The entries are to be reproduced verbatim, and their pictures left out.
Start of Given entries
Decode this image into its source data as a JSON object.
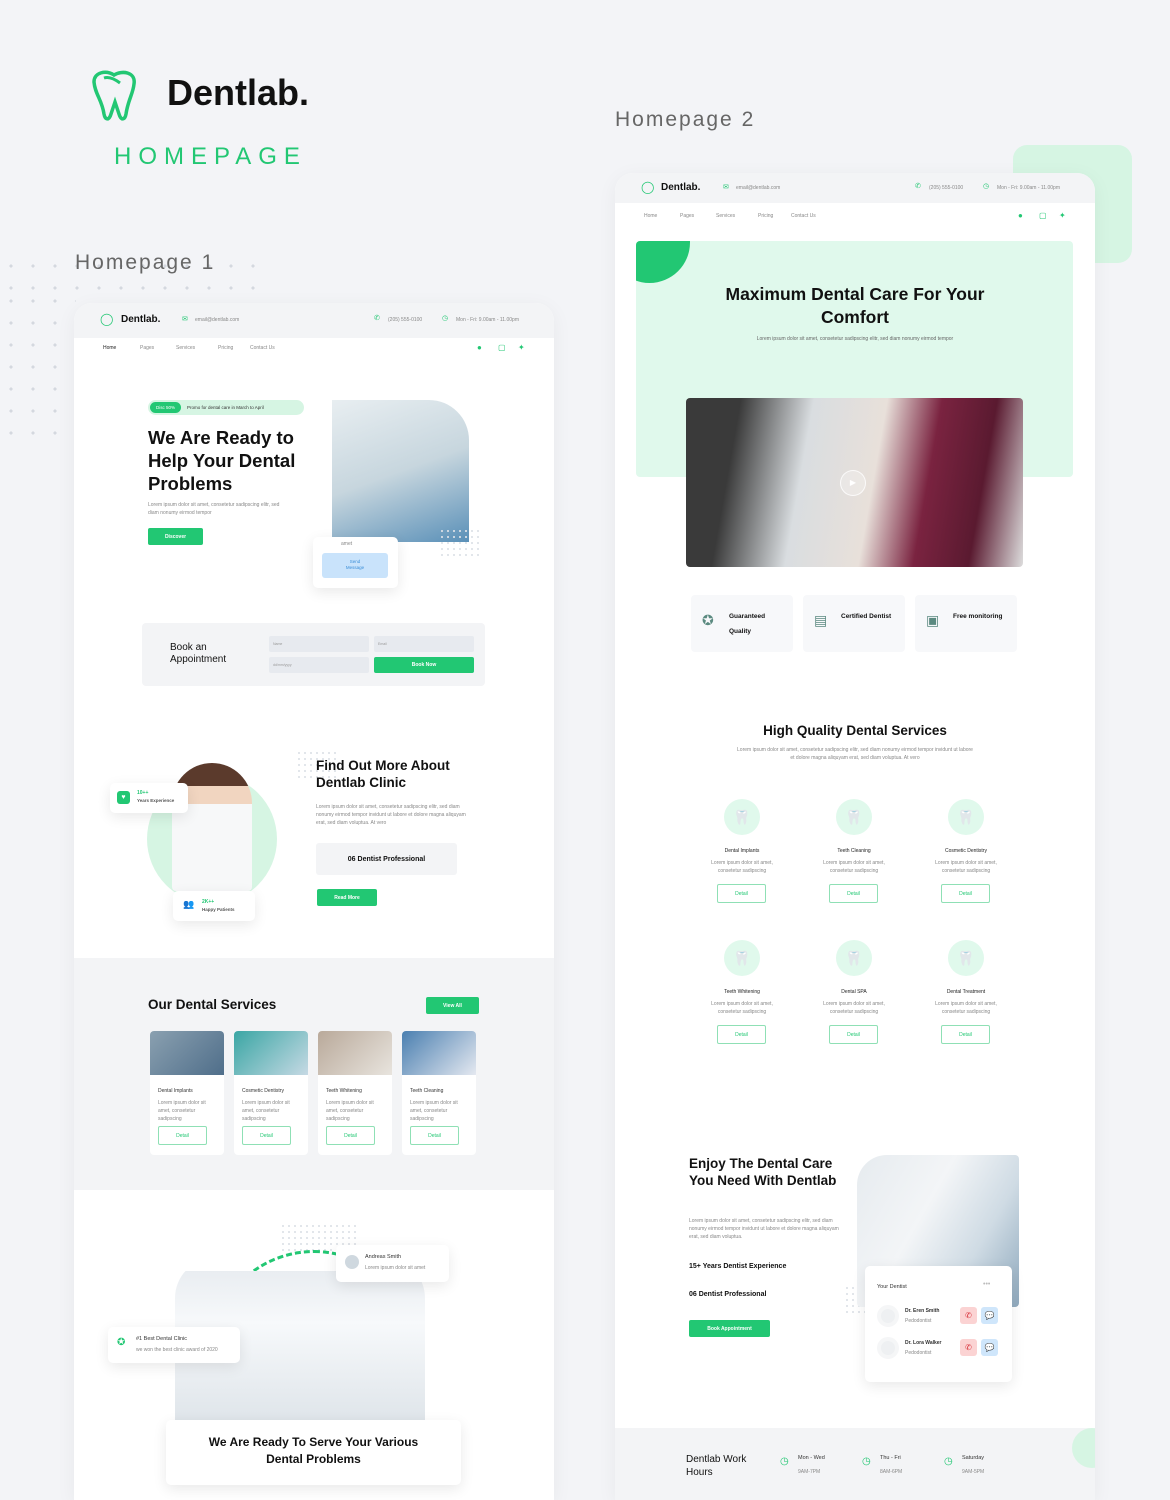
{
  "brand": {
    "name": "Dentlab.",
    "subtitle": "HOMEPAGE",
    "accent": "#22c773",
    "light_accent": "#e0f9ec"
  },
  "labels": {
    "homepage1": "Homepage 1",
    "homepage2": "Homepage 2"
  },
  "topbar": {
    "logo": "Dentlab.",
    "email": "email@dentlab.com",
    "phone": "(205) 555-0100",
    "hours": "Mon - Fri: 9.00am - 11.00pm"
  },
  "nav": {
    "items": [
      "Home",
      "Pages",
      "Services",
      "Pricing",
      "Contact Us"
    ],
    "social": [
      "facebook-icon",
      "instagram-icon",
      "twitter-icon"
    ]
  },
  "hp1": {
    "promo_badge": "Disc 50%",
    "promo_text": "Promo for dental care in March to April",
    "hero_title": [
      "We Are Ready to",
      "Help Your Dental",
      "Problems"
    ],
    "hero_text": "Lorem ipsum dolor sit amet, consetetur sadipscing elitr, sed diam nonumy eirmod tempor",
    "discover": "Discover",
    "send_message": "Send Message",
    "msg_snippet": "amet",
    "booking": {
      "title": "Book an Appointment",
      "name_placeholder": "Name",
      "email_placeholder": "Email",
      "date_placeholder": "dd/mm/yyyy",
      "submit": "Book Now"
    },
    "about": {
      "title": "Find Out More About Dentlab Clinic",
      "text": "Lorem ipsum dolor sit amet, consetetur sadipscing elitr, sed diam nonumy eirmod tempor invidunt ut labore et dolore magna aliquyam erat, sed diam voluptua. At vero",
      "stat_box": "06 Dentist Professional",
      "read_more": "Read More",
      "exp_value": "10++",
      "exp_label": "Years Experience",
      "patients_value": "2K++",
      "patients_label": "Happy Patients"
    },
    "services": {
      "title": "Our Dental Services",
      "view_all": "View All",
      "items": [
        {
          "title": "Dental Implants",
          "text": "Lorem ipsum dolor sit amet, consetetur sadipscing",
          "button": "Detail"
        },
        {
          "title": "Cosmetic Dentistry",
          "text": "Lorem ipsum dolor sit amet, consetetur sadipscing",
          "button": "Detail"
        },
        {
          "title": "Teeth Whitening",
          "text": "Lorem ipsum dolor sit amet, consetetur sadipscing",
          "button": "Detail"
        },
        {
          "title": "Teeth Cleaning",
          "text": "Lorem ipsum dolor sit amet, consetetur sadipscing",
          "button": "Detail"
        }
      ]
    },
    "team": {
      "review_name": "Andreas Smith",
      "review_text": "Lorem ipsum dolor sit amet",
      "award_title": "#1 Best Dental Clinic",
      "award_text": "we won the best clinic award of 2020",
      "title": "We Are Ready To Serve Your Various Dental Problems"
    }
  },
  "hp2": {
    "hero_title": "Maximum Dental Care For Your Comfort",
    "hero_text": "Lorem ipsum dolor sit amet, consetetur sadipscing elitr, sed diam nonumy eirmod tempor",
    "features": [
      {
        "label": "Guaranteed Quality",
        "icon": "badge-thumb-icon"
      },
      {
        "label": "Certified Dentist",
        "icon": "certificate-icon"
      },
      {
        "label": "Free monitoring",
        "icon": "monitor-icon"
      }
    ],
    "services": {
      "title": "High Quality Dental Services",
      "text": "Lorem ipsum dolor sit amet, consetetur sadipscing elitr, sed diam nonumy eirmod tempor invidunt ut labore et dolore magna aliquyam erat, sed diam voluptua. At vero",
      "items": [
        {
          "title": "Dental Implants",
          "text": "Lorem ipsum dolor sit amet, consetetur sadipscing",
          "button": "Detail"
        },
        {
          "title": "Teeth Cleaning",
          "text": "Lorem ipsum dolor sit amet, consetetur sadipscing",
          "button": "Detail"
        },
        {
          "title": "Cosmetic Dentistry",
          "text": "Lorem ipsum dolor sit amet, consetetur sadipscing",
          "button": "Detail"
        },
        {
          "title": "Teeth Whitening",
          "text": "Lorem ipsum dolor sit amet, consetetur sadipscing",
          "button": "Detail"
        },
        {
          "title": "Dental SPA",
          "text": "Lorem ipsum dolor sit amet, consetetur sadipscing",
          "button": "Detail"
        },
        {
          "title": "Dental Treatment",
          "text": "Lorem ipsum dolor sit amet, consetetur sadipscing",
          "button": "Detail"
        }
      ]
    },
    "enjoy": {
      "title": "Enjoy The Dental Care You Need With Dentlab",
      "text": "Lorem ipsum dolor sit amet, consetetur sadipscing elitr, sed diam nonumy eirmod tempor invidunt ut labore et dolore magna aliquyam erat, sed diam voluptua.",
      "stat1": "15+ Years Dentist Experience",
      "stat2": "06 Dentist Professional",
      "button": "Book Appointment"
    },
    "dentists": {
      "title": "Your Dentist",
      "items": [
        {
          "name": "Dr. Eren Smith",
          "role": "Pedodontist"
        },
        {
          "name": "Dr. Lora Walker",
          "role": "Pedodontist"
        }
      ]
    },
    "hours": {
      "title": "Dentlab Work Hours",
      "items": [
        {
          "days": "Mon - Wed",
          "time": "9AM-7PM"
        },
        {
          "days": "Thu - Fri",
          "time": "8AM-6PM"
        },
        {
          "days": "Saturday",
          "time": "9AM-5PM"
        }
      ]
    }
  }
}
End of Given entries
Response
Decode this image into its source data as a JSON object.
{
  "brand": {
    "name": "Dentlab.",
    "subtitle": "HOMEPAGE",
    "accent": "#22c773",
    "light_accent": "#e0f9ec"
  },
  "labels": {
    "homepage1": "Homepage 1",
    "homepage2": "Homepage 2"
  },
  "topbar": {
    "logo": "Dentlab.",
    "email": "email@dentlab.com",
    "phone": "(205) 555-0100",
    "hours": "Mon - Fri: 9.00am - 11.00pm"
  },
  "nav": {
    "items": [
      "Home",
      "Pages",
      "Services",
      "Pricing",
      "Contact Us"
    ],
    "social": [
      "facebook-icon",
      "instagram-icon",
      "twitter-icon"
    ]
  },
  "hp1": {
    "promo_badge": "Disc 50%",
    "promo_text": "Promo for dental care in March to April",
    "hero_title": [
      "We Are Ready to",
      "Help Your Dental",
      "Problems"
    ],
    "hero_text": "Lorem ipsum dolor sit amet, consetetur sadipscing elitr, sed diam nonumy eirmod tempor",
    "discover": "Discover",
    "send_message": "Send Message",
    "msg_snippet": "amet",
    "booking": {
      "title": "Book an Appointment",
      "name_placeholder": "Name",
      "email_placeholder": "Email",
      "date_placeholder": "dd/mm/yyyy",
      "submit": "Book Now"
    },
    "about": {
      "title": "Find Out More About Dentlab Clinic",
      "text": "Lorem ipsum dolor sit amet, consetetur sadipscing elitr, sed diam nonumy eirmod tempor invidunt ut labore et dolore magna aliquyam erat, sed diam voluptua. At vero",
      "stat_box": "06 Dentist Professional",
      "read_more": "Read More",
      "exp_value": "10++",
      "exp_label": "Years Experience",
      "patients_value": "2K++",
      "patients_label": "Happy Patients"
    },
    "services": {
      "title": "Our Dental Services",
      "view_all": "View All",
      "items": [
        {
          "title": "Dental Implants",
          "text": "Lorem ipsum dolor sit amet, consetetur sadipscing",
          "button": "Detail"
        },
        {
          "title": "Cosmetic Dentistry",
          "text": "Lorem ipsum dolor sit amet, consetetur sadipscing",
          "button": "Detail"
        },
        {
          "title": "Teeth Whitening",
          "text": "Lorem ipsum dolor sit amet, consetetur sadipscing",
          "button": "Detail"
        },
        {
          "title": "Teeth Cleaning",
          "text": "Lorem ipsum dolor sit amet, consetetur sadipscing",
          "button": "Detail"
        }
      ]
    },
    "team": {
      "review_name": "Andreas Smith",
      "review_text": "Lorem ipsum dolor sit amet",
      "award_title": "#1 Best Dental Clinic",
      "award_text": "we won the best clinic award of 2020",
      "title": "We Are Ready To Serve Your Various Dental Problems"
    }
  },
  "hp2": {
    "hero_title": "Maximum Dental Care For Your Comfort",
    "hero_text": "Lorem ipsum dolor sit amet, consetetur sadipscing elitr, sed diam nonumy eirmod tempor",
    "features": [
      {
        "label": "Guaranteed Quality",
        "icon": "badge-thumb-icon"
      },
      {
        "label": "Certified Dentist",
        "icon": "certificate-icon"
      },
      {
        "label": "Free monitoring",
        "icon": "monitor-icon"
      }
    ],
    "services": {
      "title": "High Quality Dental Services",
      "text": "Lorem ipsum dolor sit amet, consetetur sadipscing elitr, sed diam nonumy eirmod tempor invidunt ut labore et dolore magna aliquyam erat, sed diam voluptua. At vero",
      "items": [
        {
          "title": "Dental Implants",
          "text": "Lorem ipsum dolor sit amet, consetetur sadipscing",
          "button": "Detail"
        },
        {
          "title": "Teeth Cleaning",
          "text": "Lorem ipsum dolor sit amet, consetetur sadipscing",
          "button": "Detail"
        },
        {
          "title": "Cosmetic Dentistry",
          "text": "Lorem ipsum dolor sit amet, consetetur sadipscing",
          "button": "Detail"
        },
        {
          "title": "Teeth Whitening",
          "text": "Lorem ipsum dolor sit amet, consetetur sadipscing",
          "button": "Detail"
        },
        {
          "title": "Dental SPA",
          "text": "Lorem ipsum dolor sit amet, consetetur sadipscing",
          "button": "Detail"
        },
        {
          "title": "Dental Treatment",
          "text": "Lorem ipsum dolor sit amet, consetetur sadipscing",
          "button": "Detail"
        }
      ]
    },
    "enjoy": {
      "title": "Enjoy The Dental Care You Need With Dentlab",
      "text": "Lorem ipsum dolor sit amet, consetetur sadipscing elitr, sed diam nonumy eirmod tempor invidunt ut labore et dolore magna aliquyam erat, sed diam voluptua.",
      "stat1": "15+ Years Dentist Experience",
      "stat2": "06 Dentist Professional",
      "button": "Book Appointment"
    },
    "dentists": {
      "title": "Your Dentist",
      "items": [
        {
          "name": "Dr. Eren Smith",
          "role": "Pedodontist"
        },
        {
          "name": "Dr. Lora Walker",
          "role": "Pedodontist"
        }
      ]
    },
    "hours": {
      "title": "Dentlab Work Hours",
      "items": [
        {
          "days": "Mon - Wed",
          "time": "9AM-7PM"
        },
        {
          "days": "Thu - Fri",
          "time": "8AM-6PM"
        },
        {
          "days": "Saturday",
          "time": "9AM-5PM"
        }
      ]
    }
  }
}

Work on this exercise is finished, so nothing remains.